## EXERCISE DIRECTIONS:
Go through the entries below and count the lines holding the word "topic". Reply with only the number, please.

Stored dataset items
>>>

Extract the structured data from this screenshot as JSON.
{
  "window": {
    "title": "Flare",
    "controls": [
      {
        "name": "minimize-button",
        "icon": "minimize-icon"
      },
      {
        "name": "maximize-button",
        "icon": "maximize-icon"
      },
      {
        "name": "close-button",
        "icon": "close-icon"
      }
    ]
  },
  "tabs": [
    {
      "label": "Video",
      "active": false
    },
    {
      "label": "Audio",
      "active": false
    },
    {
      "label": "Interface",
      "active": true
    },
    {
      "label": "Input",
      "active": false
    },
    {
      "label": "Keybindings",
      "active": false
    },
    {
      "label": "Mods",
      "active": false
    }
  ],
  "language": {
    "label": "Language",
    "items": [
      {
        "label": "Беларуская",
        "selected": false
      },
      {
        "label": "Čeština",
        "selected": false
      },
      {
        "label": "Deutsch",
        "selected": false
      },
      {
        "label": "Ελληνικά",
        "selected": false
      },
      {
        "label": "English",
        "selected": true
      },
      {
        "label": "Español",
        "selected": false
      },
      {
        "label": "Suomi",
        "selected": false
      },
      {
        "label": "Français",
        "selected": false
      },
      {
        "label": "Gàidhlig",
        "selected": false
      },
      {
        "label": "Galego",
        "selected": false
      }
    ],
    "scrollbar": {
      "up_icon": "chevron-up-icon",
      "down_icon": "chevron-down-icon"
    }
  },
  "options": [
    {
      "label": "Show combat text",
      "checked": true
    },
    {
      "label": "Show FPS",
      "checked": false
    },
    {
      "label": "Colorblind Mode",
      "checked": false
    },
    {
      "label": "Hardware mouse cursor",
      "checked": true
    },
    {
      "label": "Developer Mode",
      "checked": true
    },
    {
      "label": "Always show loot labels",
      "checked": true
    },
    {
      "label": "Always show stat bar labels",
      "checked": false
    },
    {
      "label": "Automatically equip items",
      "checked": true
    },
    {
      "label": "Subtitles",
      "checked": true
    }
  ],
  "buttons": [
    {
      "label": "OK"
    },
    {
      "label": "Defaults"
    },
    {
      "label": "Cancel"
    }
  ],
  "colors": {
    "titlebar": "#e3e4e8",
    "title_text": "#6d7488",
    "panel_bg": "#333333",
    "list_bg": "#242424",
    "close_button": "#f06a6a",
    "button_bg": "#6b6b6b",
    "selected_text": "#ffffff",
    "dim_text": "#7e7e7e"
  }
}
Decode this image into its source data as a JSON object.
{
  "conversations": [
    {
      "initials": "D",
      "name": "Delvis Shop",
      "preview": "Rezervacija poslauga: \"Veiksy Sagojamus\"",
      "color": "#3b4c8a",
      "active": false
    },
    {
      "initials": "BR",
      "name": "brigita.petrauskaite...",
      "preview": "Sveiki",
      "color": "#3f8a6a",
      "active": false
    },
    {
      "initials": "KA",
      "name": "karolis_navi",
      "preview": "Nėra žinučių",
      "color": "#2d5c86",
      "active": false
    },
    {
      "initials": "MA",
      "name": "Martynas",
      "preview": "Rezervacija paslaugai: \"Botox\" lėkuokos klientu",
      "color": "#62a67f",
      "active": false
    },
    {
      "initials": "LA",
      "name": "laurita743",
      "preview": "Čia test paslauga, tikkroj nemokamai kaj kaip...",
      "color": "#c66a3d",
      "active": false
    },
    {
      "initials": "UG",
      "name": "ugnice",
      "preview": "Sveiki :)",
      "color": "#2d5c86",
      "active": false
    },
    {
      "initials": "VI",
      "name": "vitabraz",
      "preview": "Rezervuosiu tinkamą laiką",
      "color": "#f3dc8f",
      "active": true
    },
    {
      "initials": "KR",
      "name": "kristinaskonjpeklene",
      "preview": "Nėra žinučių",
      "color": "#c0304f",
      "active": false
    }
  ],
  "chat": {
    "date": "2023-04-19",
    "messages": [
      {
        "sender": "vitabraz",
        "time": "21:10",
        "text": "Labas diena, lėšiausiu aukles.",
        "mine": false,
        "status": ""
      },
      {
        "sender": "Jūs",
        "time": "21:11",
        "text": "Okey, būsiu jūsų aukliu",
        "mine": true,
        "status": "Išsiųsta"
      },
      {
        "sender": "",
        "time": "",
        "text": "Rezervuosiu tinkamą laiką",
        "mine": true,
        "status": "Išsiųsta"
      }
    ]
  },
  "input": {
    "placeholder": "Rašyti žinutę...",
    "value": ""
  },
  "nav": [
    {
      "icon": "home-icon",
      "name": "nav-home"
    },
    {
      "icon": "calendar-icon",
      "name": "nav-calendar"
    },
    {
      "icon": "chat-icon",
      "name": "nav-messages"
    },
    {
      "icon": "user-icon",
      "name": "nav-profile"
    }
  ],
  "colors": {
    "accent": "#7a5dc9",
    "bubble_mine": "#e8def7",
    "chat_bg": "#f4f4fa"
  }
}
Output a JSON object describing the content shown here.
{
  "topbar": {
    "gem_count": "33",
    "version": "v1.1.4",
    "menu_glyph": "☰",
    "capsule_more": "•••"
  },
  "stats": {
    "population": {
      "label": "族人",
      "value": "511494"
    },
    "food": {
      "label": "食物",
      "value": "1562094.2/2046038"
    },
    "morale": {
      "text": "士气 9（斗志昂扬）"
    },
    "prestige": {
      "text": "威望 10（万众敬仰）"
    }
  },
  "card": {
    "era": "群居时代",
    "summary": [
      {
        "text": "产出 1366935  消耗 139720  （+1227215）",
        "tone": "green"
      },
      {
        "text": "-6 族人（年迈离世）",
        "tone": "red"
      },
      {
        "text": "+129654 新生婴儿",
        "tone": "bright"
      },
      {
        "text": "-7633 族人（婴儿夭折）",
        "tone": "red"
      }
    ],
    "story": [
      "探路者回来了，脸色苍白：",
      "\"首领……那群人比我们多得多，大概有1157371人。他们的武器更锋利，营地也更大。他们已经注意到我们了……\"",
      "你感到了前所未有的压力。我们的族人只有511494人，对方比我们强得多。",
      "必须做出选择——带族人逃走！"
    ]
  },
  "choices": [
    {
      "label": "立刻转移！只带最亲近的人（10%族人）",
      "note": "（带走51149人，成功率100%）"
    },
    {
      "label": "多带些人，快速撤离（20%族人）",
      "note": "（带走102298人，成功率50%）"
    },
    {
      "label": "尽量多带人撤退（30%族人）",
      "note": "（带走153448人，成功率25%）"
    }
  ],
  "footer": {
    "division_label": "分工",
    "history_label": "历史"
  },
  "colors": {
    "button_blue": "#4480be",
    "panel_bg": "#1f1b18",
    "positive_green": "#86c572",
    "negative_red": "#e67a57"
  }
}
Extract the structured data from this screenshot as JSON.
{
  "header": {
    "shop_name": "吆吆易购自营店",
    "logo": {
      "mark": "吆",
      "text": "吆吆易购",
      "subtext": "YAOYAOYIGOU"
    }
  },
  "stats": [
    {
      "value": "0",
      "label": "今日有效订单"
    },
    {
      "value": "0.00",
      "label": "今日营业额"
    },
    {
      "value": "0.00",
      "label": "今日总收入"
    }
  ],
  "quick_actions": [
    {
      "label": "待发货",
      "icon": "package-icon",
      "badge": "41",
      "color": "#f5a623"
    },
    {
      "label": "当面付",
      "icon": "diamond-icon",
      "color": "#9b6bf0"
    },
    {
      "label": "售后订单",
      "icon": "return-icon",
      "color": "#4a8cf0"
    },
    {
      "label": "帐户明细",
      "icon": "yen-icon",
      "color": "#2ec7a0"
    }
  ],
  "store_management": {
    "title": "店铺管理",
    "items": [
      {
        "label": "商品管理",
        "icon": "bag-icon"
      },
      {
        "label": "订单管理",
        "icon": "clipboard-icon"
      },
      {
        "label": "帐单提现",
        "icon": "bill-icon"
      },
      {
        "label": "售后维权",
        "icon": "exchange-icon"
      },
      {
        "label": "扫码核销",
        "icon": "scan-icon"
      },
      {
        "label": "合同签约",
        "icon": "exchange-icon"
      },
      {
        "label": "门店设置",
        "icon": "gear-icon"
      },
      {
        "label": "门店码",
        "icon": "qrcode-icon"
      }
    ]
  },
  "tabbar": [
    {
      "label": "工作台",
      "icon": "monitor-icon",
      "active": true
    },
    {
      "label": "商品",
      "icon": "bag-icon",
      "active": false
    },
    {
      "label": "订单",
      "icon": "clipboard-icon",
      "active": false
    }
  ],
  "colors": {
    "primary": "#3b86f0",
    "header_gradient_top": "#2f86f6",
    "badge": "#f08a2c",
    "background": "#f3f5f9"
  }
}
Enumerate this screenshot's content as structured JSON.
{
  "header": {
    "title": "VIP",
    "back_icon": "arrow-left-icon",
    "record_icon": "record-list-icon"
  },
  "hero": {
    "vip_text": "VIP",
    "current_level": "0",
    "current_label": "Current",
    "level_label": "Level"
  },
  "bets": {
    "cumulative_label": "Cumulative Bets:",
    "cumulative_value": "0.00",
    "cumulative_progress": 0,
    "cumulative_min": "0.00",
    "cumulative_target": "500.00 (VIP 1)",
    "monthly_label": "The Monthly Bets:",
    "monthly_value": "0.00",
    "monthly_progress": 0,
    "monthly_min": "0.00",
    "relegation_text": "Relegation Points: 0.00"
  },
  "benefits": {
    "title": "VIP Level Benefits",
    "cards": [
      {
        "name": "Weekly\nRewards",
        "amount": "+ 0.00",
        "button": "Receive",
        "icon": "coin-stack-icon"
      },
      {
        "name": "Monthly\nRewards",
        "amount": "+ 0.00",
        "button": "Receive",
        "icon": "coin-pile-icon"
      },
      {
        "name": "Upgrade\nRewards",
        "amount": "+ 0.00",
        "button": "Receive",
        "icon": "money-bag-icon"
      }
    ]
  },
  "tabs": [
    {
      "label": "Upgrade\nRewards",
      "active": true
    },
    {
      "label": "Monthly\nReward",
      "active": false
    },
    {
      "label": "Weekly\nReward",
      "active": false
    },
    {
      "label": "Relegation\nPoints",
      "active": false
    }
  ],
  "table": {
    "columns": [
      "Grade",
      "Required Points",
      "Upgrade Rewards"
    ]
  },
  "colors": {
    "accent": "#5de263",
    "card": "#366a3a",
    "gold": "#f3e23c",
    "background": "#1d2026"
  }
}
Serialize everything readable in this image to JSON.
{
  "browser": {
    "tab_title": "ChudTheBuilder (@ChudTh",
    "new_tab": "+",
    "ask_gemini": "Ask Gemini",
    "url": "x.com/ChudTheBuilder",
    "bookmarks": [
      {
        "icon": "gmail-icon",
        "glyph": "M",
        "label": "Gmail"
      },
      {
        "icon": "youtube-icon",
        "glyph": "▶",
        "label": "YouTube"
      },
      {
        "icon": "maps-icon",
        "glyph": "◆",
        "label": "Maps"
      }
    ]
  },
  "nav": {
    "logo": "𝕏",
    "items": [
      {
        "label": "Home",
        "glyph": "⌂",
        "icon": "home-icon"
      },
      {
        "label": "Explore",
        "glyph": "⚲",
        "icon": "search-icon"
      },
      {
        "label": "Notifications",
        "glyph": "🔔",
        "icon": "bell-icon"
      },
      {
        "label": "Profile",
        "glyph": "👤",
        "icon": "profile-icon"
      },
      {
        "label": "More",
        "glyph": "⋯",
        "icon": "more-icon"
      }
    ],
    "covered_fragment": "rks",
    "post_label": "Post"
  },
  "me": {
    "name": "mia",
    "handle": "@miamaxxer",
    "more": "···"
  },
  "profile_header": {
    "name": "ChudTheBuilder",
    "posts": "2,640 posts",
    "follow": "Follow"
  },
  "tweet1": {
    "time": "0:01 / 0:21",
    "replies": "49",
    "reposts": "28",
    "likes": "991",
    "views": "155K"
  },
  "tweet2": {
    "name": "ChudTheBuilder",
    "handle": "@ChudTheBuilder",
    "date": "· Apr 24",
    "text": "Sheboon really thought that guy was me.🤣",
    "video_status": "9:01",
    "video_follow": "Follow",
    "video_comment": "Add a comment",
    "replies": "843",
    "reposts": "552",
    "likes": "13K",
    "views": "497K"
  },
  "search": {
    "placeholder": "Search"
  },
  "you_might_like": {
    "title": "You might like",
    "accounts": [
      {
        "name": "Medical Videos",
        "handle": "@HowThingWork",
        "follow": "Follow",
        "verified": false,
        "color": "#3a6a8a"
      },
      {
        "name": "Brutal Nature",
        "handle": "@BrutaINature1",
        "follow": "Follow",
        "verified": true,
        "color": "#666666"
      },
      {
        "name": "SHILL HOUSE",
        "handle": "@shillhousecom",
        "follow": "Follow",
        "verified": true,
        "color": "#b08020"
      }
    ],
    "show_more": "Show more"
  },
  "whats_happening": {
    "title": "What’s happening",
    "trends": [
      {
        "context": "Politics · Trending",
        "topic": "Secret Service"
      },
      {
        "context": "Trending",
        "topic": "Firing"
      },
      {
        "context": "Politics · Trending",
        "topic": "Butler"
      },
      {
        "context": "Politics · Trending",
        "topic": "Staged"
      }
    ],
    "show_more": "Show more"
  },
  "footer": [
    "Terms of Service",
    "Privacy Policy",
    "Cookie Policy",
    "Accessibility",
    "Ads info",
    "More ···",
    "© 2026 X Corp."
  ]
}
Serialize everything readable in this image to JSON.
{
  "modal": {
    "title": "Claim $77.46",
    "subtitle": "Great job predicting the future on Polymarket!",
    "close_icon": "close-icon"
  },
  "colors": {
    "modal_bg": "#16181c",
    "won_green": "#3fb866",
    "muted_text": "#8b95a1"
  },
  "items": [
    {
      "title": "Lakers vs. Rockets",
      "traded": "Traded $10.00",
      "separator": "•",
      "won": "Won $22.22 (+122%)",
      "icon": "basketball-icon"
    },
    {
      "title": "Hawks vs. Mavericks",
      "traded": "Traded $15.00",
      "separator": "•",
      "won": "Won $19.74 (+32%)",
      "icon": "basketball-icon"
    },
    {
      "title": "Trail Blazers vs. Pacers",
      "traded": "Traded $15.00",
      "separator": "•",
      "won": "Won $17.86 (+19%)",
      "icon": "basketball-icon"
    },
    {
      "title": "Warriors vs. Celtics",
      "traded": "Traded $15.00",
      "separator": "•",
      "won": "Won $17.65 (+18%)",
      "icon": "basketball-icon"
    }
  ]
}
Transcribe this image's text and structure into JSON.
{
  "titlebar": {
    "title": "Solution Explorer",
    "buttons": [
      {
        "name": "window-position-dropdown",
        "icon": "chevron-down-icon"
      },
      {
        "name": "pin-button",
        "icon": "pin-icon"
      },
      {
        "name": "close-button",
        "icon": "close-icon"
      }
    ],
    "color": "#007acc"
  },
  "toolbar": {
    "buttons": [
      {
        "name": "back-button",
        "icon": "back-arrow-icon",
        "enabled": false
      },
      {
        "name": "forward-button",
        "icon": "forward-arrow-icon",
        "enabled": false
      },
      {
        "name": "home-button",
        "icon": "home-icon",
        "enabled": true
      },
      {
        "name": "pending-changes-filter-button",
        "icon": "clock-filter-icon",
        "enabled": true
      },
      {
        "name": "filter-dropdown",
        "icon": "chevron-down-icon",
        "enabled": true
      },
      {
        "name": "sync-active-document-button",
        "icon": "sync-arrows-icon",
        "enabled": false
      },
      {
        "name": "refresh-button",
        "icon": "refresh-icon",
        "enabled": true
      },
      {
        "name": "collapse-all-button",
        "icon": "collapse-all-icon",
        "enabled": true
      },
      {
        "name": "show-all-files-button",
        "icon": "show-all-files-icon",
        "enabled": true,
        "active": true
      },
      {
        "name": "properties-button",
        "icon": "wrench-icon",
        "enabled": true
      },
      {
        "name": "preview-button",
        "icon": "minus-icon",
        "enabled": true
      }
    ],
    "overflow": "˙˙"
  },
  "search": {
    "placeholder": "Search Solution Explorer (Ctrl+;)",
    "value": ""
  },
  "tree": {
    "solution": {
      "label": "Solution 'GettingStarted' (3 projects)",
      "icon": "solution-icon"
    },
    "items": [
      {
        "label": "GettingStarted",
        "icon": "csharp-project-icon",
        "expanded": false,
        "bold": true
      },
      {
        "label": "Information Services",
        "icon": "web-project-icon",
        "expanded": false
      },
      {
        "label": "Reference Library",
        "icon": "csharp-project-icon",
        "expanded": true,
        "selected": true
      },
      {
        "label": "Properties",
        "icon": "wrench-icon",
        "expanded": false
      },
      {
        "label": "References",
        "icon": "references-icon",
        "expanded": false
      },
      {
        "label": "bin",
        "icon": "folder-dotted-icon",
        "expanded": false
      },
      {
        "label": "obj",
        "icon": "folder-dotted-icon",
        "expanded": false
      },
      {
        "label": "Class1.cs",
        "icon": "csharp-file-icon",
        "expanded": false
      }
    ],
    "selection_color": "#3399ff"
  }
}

<<<

## COMPLETED TASK:
4